Exercise objective:
Identify each line in the records below that contains the word "исправленію", and copy it.

Records for this exercise:
[BEGIN]
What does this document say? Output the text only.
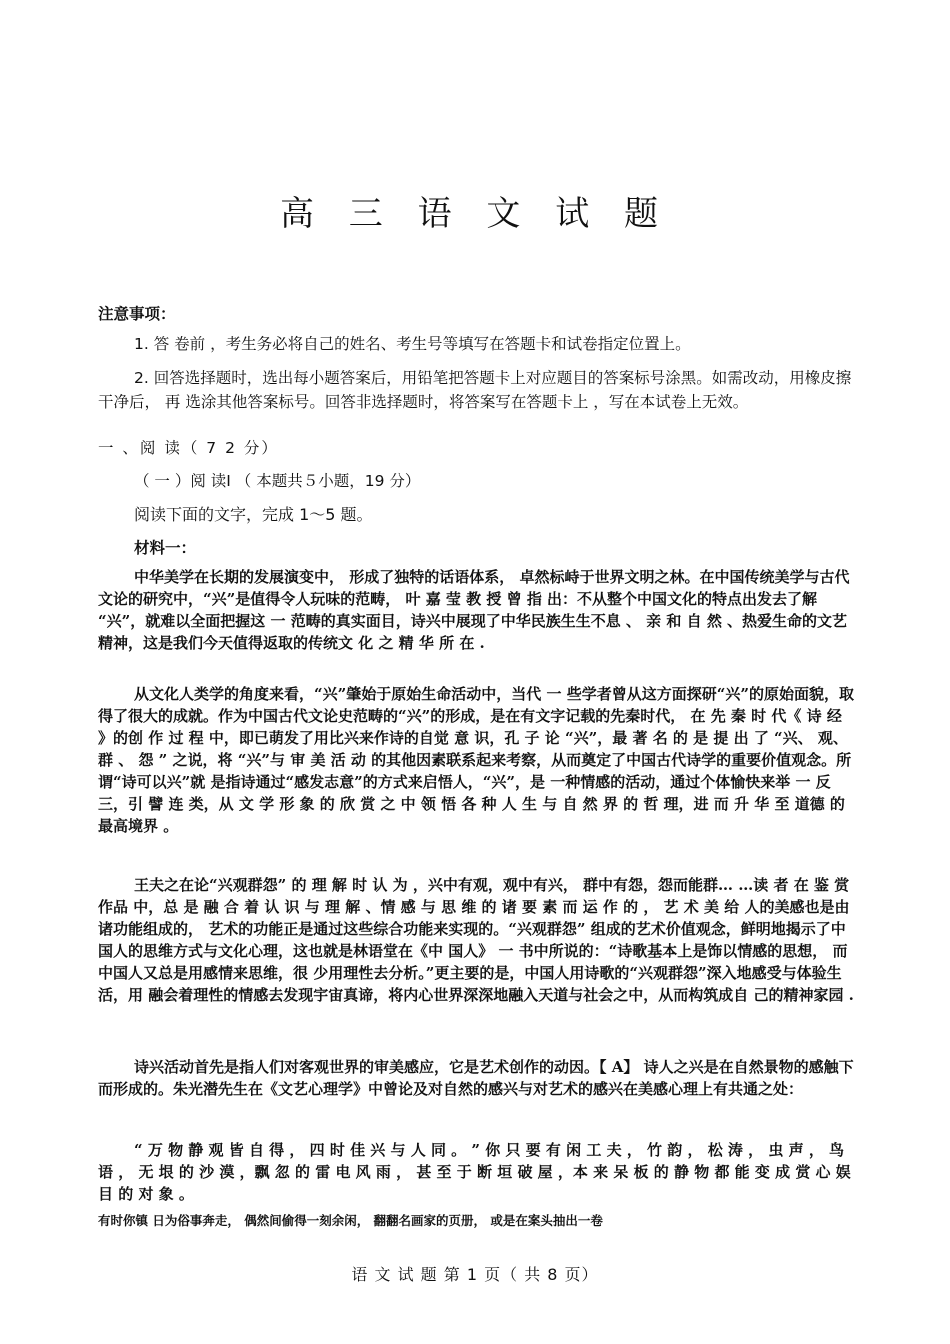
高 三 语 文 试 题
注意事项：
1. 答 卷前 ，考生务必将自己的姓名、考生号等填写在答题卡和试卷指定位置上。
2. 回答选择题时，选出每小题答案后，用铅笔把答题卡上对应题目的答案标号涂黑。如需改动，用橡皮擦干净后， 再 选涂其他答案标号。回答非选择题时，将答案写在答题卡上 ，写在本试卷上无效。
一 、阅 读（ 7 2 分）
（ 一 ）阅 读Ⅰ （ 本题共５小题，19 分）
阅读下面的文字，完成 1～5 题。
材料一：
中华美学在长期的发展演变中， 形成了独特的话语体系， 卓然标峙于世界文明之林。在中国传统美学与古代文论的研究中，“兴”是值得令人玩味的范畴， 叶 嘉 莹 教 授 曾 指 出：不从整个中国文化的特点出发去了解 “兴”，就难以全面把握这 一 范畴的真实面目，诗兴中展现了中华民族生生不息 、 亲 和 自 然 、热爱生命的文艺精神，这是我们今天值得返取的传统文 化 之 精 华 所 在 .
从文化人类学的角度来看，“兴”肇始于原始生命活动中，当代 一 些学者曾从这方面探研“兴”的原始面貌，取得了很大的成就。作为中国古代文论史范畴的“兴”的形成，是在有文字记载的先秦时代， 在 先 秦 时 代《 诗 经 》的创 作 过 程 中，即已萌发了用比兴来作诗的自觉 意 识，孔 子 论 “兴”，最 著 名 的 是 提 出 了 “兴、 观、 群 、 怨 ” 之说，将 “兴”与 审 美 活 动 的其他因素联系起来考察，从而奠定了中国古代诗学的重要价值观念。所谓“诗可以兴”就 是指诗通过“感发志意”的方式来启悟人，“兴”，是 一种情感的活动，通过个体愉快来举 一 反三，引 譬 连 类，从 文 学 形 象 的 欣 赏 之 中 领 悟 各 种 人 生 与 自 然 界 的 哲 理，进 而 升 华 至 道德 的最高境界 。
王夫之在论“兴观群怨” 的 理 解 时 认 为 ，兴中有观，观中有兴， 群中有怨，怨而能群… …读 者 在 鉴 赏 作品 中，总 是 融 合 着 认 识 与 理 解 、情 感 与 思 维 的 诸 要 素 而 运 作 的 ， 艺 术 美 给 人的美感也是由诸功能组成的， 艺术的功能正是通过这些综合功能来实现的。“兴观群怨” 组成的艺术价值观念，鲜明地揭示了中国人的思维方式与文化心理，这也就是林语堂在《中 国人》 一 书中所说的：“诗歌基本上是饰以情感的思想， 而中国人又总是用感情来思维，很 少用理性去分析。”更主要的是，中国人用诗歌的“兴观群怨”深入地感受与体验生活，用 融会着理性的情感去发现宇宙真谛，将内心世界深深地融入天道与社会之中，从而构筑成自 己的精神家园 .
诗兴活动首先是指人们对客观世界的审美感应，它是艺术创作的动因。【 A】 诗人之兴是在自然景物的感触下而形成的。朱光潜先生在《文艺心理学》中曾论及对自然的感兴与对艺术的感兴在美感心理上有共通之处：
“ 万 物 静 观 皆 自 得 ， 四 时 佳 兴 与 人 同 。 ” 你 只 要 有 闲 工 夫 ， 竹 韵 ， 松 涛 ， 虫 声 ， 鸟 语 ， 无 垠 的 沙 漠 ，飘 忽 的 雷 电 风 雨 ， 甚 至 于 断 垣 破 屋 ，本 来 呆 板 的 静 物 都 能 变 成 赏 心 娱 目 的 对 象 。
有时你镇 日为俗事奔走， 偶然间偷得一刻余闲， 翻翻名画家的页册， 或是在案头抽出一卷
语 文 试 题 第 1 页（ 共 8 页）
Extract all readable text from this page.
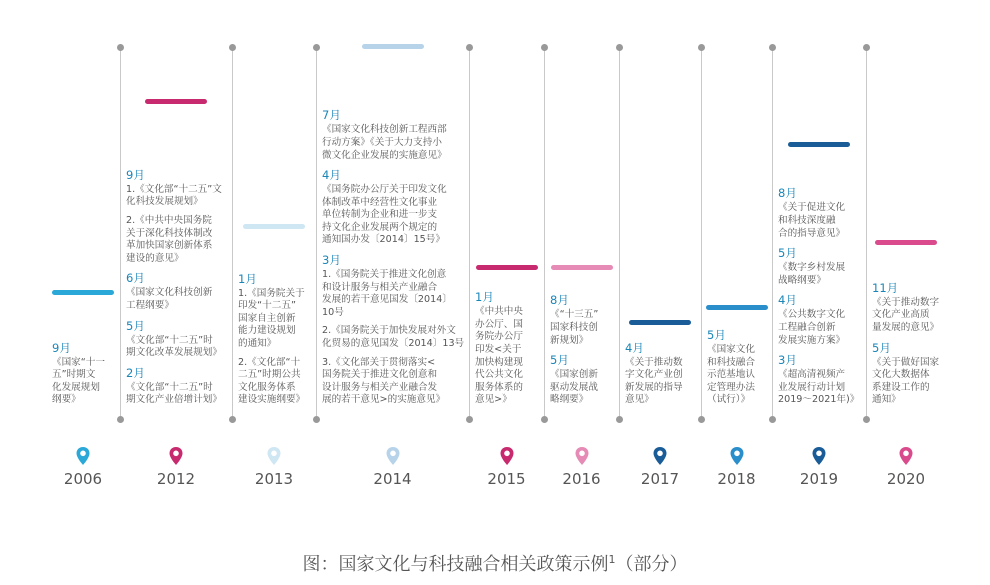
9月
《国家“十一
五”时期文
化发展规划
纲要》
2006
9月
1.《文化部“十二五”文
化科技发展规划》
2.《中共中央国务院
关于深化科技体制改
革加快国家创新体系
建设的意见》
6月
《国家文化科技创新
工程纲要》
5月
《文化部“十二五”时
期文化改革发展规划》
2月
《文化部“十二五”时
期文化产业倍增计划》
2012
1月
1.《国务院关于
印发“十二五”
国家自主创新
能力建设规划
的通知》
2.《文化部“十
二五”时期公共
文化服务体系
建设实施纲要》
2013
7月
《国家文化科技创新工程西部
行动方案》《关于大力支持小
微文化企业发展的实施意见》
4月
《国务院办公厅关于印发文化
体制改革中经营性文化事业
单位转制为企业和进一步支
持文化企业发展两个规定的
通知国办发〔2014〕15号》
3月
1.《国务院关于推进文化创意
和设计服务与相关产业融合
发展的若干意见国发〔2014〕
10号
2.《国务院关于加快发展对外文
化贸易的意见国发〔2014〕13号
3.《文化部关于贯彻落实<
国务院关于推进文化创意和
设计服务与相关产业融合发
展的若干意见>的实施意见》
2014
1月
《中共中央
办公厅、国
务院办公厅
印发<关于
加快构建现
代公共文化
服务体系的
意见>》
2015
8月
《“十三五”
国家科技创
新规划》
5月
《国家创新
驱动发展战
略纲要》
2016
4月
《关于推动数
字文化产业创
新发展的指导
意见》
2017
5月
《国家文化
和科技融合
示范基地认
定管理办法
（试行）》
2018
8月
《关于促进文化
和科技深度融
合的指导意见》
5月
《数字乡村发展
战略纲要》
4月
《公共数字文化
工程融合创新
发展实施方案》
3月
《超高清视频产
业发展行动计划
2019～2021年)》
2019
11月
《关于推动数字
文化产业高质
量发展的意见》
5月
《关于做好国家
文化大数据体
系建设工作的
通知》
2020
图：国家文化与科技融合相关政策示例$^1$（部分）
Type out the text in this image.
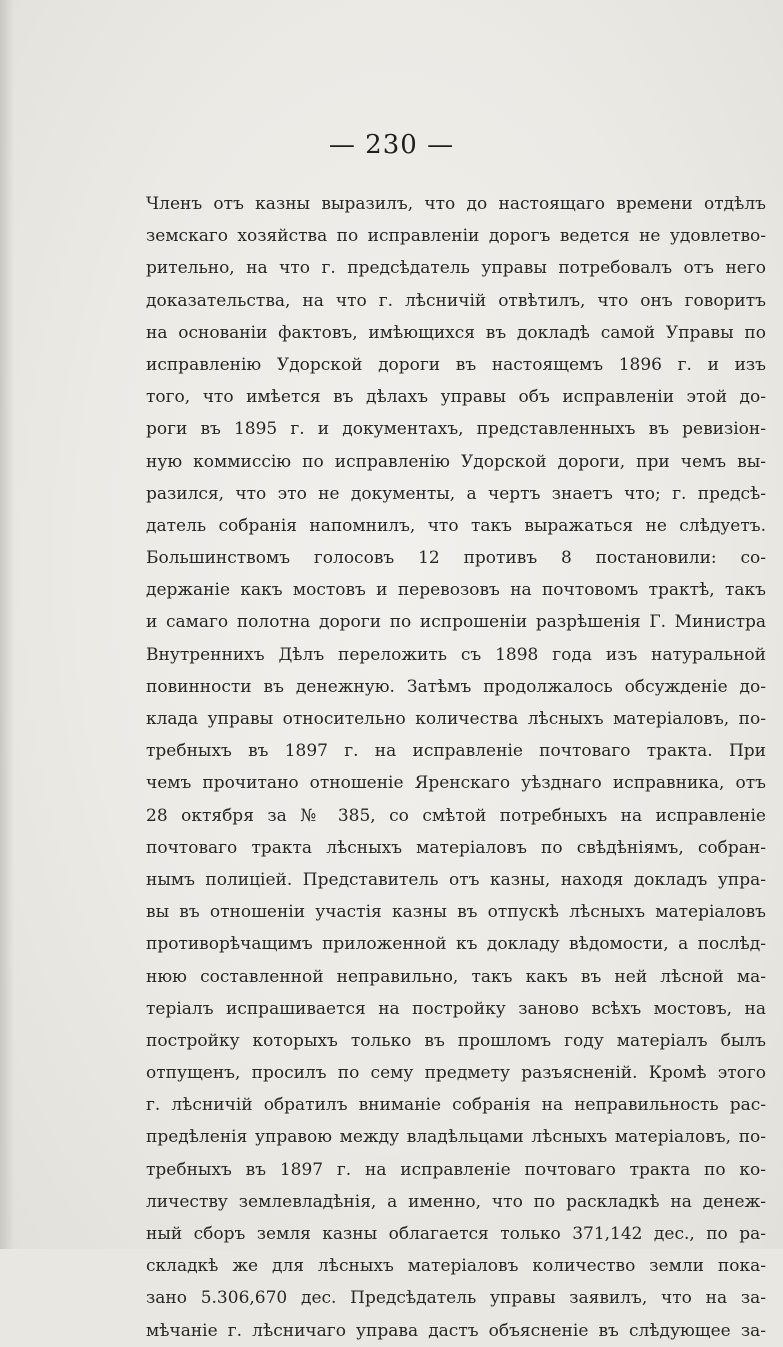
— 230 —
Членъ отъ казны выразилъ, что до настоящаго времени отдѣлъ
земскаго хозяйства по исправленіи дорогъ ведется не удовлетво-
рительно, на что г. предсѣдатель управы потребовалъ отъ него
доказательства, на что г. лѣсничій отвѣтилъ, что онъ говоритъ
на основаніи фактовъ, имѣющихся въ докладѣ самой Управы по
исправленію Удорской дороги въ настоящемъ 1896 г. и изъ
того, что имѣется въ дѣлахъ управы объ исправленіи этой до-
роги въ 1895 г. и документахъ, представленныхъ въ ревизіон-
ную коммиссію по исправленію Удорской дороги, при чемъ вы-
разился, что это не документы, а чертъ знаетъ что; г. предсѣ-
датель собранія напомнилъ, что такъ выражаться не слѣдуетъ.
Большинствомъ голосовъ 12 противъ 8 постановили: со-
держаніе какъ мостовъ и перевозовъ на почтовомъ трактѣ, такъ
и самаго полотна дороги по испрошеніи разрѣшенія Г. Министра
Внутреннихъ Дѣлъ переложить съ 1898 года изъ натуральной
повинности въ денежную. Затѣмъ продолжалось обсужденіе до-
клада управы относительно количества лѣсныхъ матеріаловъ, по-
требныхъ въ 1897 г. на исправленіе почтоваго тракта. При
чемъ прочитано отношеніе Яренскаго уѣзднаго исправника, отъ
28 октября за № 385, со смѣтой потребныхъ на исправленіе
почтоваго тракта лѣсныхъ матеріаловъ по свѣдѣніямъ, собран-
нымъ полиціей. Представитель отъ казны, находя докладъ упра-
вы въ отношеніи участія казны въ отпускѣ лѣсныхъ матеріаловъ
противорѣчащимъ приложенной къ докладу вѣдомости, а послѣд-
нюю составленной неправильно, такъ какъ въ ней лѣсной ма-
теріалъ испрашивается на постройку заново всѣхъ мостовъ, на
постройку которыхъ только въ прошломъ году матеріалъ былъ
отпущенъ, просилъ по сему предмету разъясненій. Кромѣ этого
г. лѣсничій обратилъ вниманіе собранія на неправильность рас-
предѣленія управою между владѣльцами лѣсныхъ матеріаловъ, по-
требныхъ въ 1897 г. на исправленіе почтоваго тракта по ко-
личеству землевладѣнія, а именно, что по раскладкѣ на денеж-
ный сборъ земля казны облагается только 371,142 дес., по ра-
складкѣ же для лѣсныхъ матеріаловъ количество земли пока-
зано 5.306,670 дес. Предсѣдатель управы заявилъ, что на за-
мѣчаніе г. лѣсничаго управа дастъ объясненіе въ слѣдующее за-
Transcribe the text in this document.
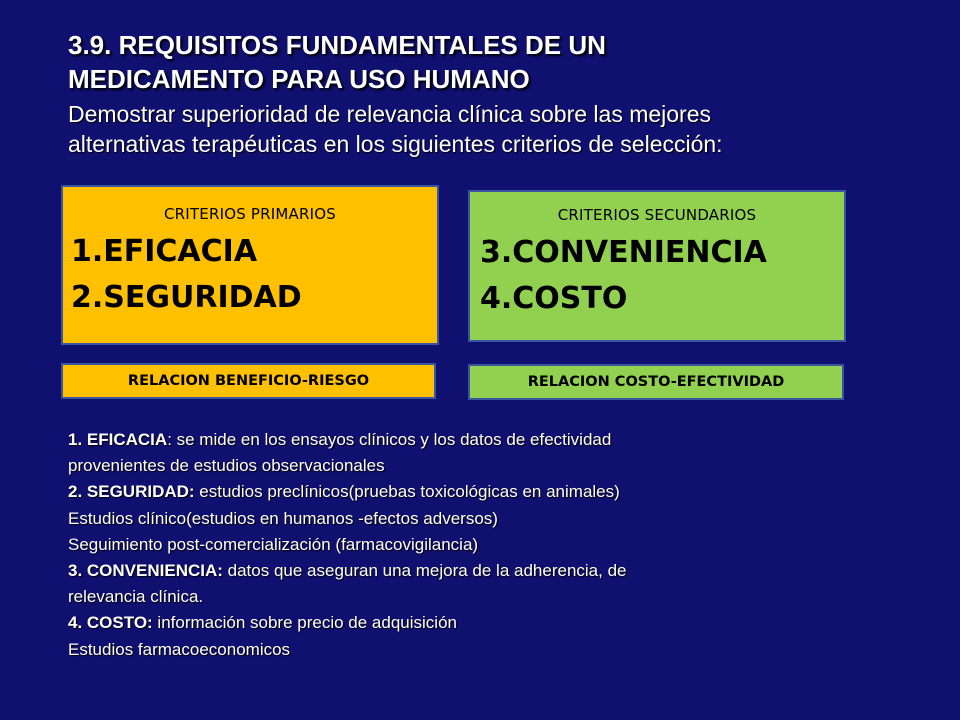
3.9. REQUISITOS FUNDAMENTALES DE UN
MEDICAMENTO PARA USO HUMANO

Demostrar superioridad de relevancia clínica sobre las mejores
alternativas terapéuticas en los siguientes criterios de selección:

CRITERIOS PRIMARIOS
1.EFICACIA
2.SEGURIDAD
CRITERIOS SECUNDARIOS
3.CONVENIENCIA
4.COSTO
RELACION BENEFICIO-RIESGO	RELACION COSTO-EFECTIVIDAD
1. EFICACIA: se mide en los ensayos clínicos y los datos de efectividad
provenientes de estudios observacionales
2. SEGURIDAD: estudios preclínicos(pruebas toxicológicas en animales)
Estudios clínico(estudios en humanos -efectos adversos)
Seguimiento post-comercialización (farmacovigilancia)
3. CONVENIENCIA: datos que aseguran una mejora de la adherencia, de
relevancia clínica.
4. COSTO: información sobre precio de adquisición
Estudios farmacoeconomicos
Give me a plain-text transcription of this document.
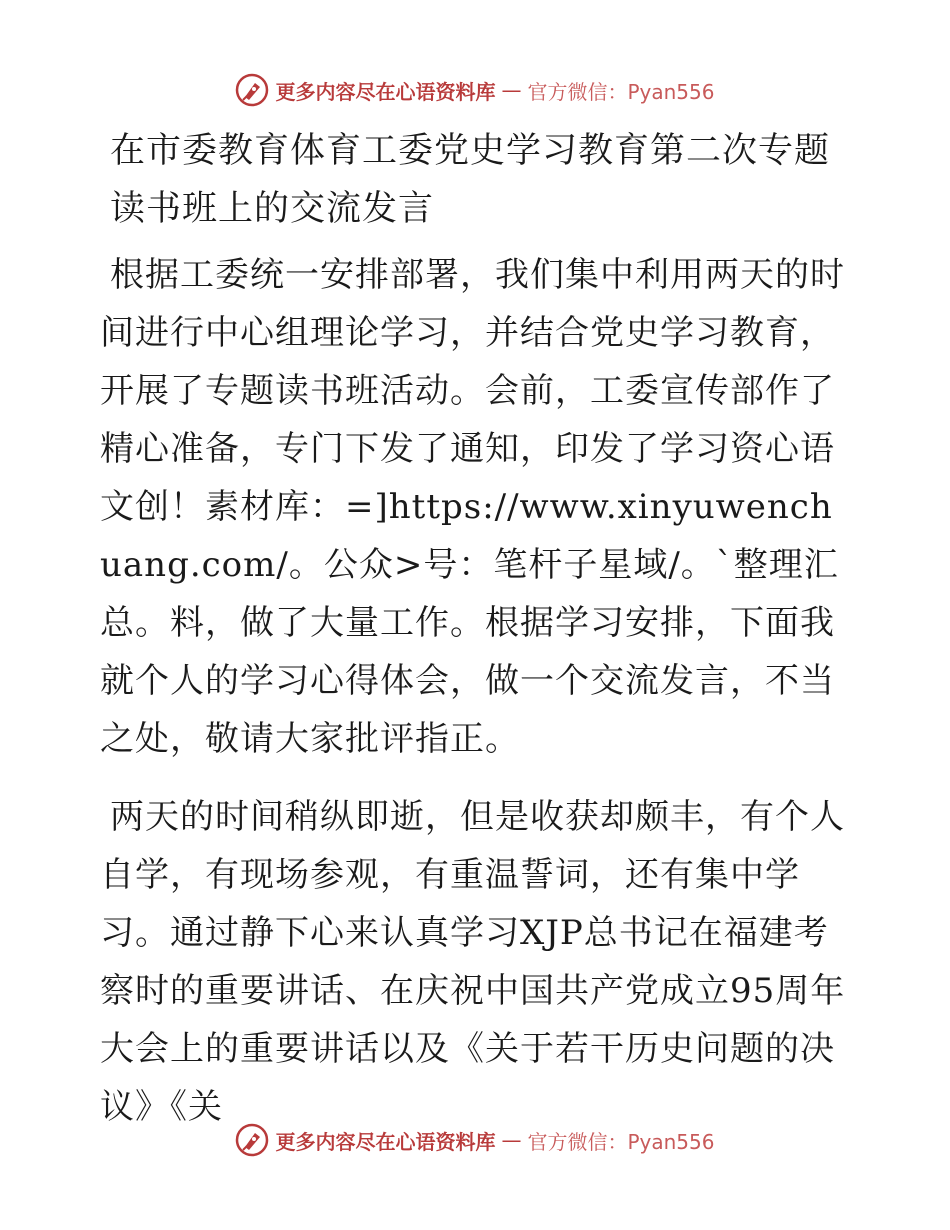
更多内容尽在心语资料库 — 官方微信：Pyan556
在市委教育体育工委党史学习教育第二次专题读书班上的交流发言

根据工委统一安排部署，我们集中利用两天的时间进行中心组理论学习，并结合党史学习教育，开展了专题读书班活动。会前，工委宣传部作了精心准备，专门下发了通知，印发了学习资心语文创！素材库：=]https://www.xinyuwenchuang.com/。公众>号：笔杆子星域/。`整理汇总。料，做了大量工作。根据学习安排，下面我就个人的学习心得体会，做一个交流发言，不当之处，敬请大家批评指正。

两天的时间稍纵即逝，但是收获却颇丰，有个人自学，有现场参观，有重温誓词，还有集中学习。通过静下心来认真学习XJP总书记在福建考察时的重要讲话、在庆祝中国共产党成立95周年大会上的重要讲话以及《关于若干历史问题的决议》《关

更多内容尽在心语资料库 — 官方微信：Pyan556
[END]
Response:
исправленію Удорской дороги въ настоящемъ 1896 г. и изъ
ную коммиссію по исправленію Удорской дороги, при чемъ вы-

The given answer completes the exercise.